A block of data
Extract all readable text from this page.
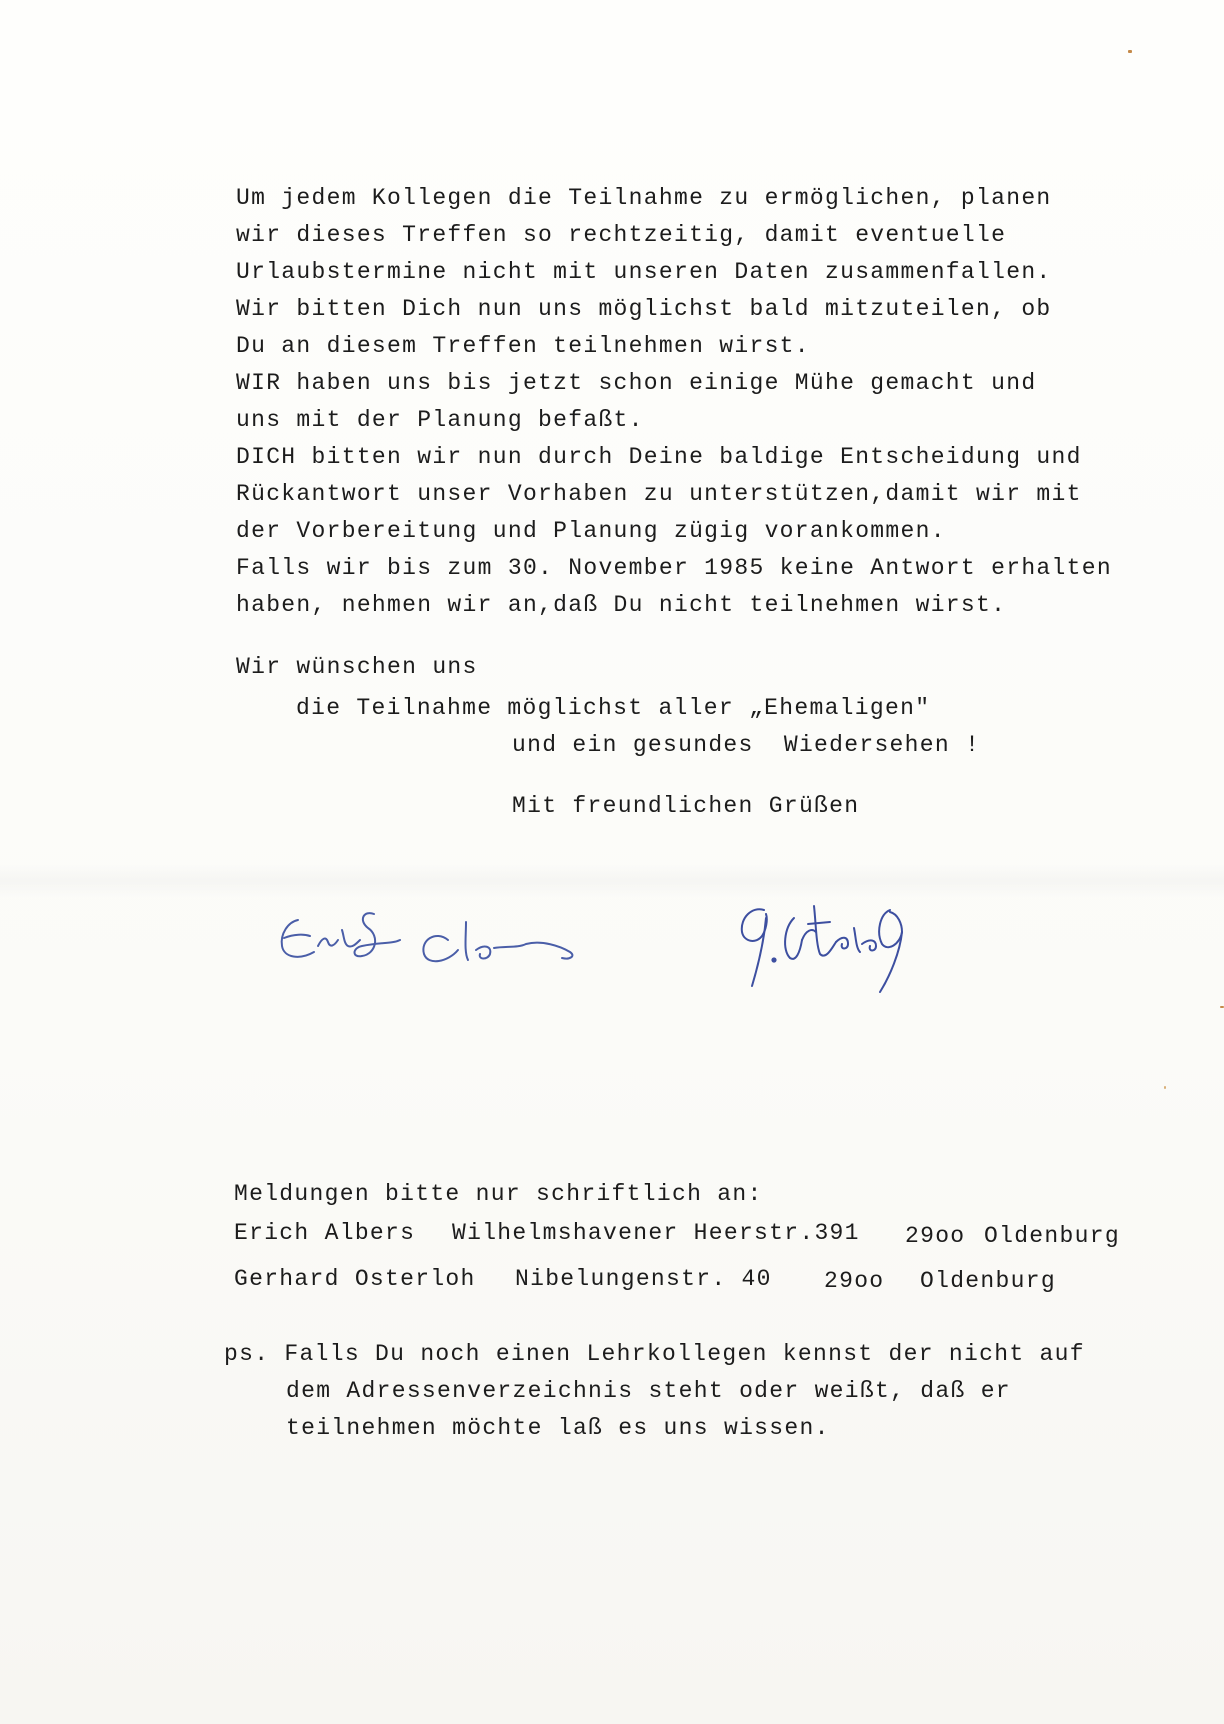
Um jedem Kollegen die Teilnahme zu ermöglichen, planen
wir dieses Treffen so rechtzeitig, damit eventuelle
Urlaubstermine nicht mit unseren Daten zusammenfallen.
Wir bitten Dich nun uns möglichst bald mitzuteilen, ob
Du an diesem Treffen teilnehmen wirst.
WIR haben uns bis jetzt schon einige Mühe gemacht und
uns mit der Planung befaßt.
DICH bitten wir nun durch Deine baldige Entscheidung und
Rückantwort unser Vorhaben zu unterstützen,damit wir mit
der Vorbereitung und Planung zügig vorankommen.
Falls wir bis zum 30. November 1985 keine Antwort erhalten
haben, nehmen wir an,daß Du nicht teilnehmen wirst.
Wir wünschen uns
die Teilnahme möglichst aller „Ehemaligen"
und ein gesundes  Wiedersehen !
Mit freundlichen Grüßen
Meldungen bitte nur schriftlich an:
Erich Albers Wilhelmshavener Heerstr.391 29oo Oldenburg
Gerhard Osterloh Nibelungenstr. 40 29oo Oldenburg
ps. Falls Du noch einen Lehrkollegen kennst der nicht auf
dem Adressenverzeichnis steht oder weißt, daß er
teilnehmen möchte laß es uns wissen.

Your instructions —
Exactly how many lines of the material contain the word "bitten"? Write the number alone.

Worked solution —
2